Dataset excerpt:
## BEGIN
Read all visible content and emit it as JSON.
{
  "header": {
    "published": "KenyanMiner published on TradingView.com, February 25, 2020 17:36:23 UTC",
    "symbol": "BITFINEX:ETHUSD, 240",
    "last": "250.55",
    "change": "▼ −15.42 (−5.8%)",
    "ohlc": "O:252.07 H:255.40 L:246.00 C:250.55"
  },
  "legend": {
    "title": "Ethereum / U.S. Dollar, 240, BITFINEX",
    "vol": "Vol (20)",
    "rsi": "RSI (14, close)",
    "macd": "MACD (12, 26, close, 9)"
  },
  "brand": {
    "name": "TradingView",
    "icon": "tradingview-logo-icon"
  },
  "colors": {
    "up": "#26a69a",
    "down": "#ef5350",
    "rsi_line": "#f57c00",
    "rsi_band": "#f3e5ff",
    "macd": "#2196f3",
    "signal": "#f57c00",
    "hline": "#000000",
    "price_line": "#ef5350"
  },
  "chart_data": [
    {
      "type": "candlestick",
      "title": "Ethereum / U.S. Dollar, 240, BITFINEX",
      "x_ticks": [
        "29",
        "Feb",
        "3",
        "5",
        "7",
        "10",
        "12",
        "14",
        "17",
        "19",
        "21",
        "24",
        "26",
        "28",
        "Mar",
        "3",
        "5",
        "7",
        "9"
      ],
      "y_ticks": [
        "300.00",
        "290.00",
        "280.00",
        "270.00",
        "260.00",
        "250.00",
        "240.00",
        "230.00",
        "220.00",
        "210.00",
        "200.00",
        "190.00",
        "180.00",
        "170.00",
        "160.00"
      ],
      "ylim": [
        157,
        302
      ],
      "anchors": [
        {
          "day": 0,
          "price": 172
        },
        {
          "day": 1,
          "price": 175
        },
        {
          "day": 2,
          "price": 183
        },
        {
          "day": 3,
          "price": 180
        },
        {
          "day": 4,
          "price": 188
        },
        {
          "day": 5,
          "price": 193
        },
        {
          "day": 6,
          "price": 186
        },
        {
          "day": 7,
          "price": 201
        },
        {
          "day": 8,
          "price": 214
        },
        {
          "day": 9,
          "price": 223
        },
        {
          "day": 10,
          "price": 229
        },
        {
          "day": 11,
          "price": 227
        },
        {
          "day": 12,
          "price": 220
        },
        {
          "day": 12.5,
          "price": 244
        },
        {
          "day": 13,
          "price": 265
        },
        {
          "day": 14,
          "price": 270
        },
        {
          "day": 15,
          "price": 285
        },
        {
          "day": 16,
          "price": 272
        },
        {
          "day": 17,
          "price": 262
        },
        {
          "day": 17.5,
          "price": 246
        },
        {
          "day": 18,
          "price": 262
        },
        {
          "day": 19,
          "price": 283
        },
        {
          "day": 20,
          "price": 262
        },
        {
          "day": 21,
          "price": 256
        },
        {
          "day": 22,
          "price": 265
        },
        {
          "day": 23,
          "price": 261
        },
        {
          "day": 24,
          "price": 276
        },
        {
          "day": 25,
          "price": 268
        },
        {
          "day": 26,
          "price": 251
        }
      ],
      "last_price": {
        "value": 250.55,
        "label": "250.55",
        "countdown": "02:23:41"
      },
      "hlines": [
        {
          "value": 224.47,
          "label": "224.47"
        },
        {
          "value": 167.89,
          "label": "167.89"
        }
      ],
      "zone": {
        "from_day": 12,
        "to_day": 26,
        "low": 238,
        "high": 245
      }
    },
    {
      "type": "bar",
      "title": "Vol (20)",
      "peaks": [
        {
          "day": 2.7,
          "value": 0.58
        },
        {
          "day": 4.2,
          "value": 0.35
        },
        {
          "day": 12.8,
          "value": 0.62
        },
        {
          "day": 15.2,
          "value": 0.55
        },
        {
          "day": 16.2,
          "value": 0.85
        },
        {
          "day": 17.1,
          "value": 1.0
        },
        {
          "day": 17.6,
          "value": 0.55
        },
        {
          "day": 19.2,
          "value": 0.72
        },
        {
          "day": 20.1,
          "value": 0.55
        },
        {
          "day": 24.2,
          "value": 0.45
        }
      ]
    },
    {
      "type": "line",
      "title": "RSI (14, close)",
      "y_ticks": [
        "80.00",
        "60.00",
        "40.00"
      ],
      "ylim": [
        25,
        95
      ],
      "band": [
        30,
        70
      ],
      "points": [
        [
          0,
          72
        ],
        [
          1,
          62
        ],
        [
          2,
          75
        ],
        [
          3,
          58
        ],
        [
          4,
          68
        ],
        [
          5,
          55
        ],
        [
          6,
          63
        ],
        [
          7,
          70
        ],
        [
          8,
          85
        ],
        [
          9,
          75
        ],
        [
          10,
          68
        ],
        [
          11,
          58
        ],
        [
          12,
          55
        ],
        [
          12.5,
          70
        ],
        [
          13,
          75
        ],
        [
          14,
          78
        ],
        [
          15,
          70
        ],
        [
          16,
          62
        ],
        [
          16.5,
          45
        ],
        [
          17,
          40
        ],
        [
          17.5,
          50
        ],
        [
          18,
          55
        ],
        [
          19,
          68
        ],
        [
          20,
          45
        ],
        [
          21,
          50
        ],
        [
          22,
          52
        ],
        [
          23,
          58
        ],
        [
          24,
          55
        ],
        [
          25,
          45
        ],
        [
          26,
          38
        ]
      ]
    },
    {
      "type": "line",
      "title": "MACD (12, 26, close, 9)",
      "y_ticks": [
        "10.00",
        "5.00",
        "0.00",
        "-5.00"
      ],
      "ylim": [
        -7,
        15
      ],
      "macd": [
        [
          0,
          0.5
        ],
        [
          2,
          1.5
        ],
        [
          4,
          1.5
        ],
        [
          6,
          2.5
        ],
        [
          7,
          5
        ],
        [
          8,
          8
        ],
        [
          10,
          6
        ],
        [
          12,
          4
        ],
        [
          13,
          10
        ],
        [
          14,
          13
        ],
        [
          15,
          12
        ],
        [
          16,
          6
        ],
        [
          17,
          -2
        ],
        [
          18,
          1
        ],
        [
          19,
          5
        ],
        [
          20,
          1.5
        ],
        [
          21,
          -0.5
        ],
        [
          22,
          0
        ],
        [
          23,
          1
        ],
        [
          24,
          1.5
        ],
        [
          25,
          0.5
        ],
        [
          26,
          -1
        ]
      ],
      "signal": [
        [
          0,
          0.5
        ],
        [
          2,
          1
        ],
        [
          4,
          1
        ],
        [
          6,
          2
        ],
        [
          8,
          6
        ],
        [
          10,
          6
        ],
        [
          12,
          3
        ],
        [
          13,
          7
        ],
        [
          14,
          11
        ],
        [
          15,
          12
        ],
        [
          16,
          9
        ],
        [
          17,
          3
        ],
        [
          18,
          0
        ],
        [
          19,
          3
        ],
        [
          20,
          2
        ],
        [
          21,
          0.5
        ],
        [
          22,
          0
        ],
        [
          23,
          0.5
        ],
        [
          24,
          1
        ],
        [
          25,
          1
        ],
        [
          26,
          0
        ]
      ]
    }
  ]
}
## END
Given request:
Repeat the material above in full, keeping every word.

Response:
Read all visible content and emit it as JSON.
{
  "header": {
    "published": "KenyanMiner published on TradingView.com, February 25, 2020 17:36:23 UTC",
    "symbol": "BITFINEX:ETHUSD, 240",
    "last": "250.55",
    "change": "▼ −15.42 (−5.8%)",
    "ohlc": "O:252.07 H:255.40 L:246.00 C:250.55"
  },
  "legend": {
    "title": "Ethereum / U.S. Dollar, 240, BITFINEX",
    "vol": "Vol (20)",
    "rsi": "RSI (14, close)",
    "macd": "MACD (12, 26, close, 9)"
  },
  "brand": {
    "name": "TradingView",
    "icon": "tradingview-logo-icon"
  },
  "colors": {
    "up": "#26a69a",
    "down": "#ef5350",
    "rsi_line": "#f57c00",
    "rsi_band": "#f3e5ff",
    "macd": "#2196f3",
    "signal": "#f57c00",
    "hline": "#000000",
    "price_line": "#ef5350"
  },
  "chart_data": [
    {
      "type": "candlestick",
      "title": "Ethereum / U.S. Dollar, 240, BITFINEX",
      "x_ticks": [
        "29",
        "Feb",
        "3",
        "5",
        "7",
        "10",
        "12",
        "14",
        "17",
        "19",
        "21",
        "24",
        "26",
        "28",
        "Mar",
        "3",
        "5",
        "7",
        "9"
      ],
      "y_ticks": [
        "300.00",
        "290.00",
        "280.00",
        "270.00",
        "260.00",
        "250.00",
        "240.00",
        "230.00",
        "220.00",
        "210.00",
        "200.00",
        "190.00",
        "180.00",
        "170.00",
        "160.00"
      ],
      "ylim": [
        157,
        302
      ],
      "anchors": [
        {
          "day": 0,
          "price": 172
        },
        {
          "day": 1,
          "price": 175
        },
        {
          "day": 2,
          "price": 183
        },
        {
          "day": 3,
          "price": 180
        },
        {
          "day": 4,
          "price": 188
        },
        {
          "day": 5,
          "price": 193
        },
        {
          "day": 6,
          "price": 186
        },
        {
          "day": 7,
          "price": 201
        },
        {
          "day": 8,
          "price": 214
        },
        {
          "day": 9,
          "price": 223
        },
        {
          "day": 10,
          "price": 229
        },
        {
          "day": 11,
          "price": 227
        },
        {
          "day": 12,
          "price": 220
        },
        {
          "day": 12.5,
          "price": 244
        },
        {
          "day": 13,
          "price": 265
        },
        {
          "day": 14,
          "price": 270
        },
        {
          "day": 15,
          "price": 285
        },
        {
          "day": 16,
          "price": 272
        },
        {
          "day": 17,
          "price": 262
        },
        {
          "day": 17.5,
          "price": 246
        },
        {
          "day": 18,
          "price": 262
        },
        {
          "day": 19,
          "price": 283
        },
        {
          "day": 20,
          "price": 262
        },
        {
          "day": 21,
          "price": 256
        },
        {
          "day": 22,
          "price": 265
        },
        {
          "day": 23,
          "price": 261
        },
        {
          "day": 24,
          "price": 276
        },
        {
          "day": 25,
          "price": 268
        },
        {
          "day": 26,
          "price": 251
        }
      ],
      "last_price": {
        "value": 250.55,
        "label": "250.55",
        "countdown": "02:23:41"
      },
      "hlines": [
        {
          "value": 224.47,
          "label": "224.47"
        },
        {
          "value": 167.89,
          "label": "167.89"
        }
      ],
      "zone": {
        "from_day": 12,
        "to_day": 26,
        "low": 238,
        "high": 245
      }
    },
    {
      "type": "bar",
      "title": "Vol (20)",
      "peaks": [
        {
          "day": 2.7,
          "value": 0.58
        },
        {
          "day": 4.2,
          "value": 0.35
        },
        {
          "day": 12.8,
          "value": 0.62
        },
        {
          "day": 15.2,
          "value": 0.55
        },
        {
          "day": 16.2,
          "value": 0.85
        },
        {
          "day": 17.1,
          "value": 1.0
        },
        {
          "day": 17.6,
          "value": 0.55
        },
        {
          "day": 19.2,
          "value": 0.72
        },
        {
          "day": 20.1,
          "value": 0.55
        },
        {
          "day": 24.2,
          "value": 0.45
        }
      ]
    },
    {
      "type": "line",
      "title": "RSI (14, close)",
      "y_ticks": [
        "80.00",
        "60.00",
        "40.00"
      ],
      "ylim": [
        25,
        95
      ],
      "band": [
        30,
        70
      ],
      "points": [
        [
          0,
          72
        ],
        [
          1,
          62
        ],
        [
          2,
          75
        ],
        [
          3,
          58
        ],
        [
          4,
          68
        ],
        [
          5,
          55
        ],
        [
          6,
          63
        ],
        [
          7,
          70
        ],
        [
          8,
          85
        ],
        [
          9,
          75
        ],
        [
          10,
          68
        ],
        [
          11,
          58
        ],
        [
          12,
          55
        ],
        [
          12.5,
          70
        ],
        [
          13,
          75
        ],
        [
          14,
          78
        ],
        [
          15,
          70
        ],
        [
          16,
          62
        ],
        [
          16.5,
          45
        ],
        [
          17,
          40
        ],
        [
          17.5,
          50
        ],
        [
          18,
          55
        ],
        [
          19,
          68
        ],
        [
          20,
          45
        ],
        [
          21,
          50
        ],
        [
          22,
          52
        ],
        [
          23,
          58
        ],
        [
          24,
          55
        ],
        [
          25,
          45
        ],
        [
          26,
          38
        ]
      ]
    },
    {
      "type": "line",
      "title": "MACD (12, 26, close, 9)",
      "y_ticks": [
        "10.00",
        "5.00",
        "0.00",
        "-5.00"
      ],
      "ylim": [
        -7,
        15
      ],
      "macd": [
        [
          0,
          0.5
        ],
        [
          2,
          1.5
        ],
        [
          4,
          1.5
        ],
        [
          6,
          2.5
        ],
        [
          7,
          5
        ],
        [
          8,
          8
        ],
        [
          10,
          6
        ],
        [
          12,
          4
        ],
        [
          13,
          10
        ],
        [
          14,
          13
        ],
        [
          15,
          12
        ],
        [
          16,
          6
        ],
        [
          17,
          -2
        ],
        [
          18,
          1
        ],
        [
          19,
          5
        ],
        [
          20,
          1.5
        ],
        [
          21,
          -0.5
        ],
        [
          22,
          0
        ],
        [
          23,
          1
        ],
        [
          24,
          1.5
        ],
        [
          25,
          0.5
        ],
        [
          26,
          -1
        ]
      ],
      "signal": [
        [
          0,
          0.5
        ],
        [
          2,
          1
        ],
        [
          4,
          1
        ],
        [
          6,
          2
        ],
        [
          8,
          6
        ],
        [
          10,
          6
        ],
        [
          12,
          3
        ],
        [
          13,
          7
        ],
        [
          14,
          11
        ],
        [
          15,
          12
        ],
        [
          16,
          9
        ],
        [
          17,
          3
        ],
        [
          18,
          0
        ],
        [
          19,
          3
        ],
        [
          20,
          2
        ],
        [
          21,
          0.5
        ],
        [
          22,
          0
        ],
        [
          23,
          0.5
        ],
        [
          24,
          1
        ],
        [
          25,
          1
        ],
        [
          26,
          0
        ]
      ]
    }
  ]
}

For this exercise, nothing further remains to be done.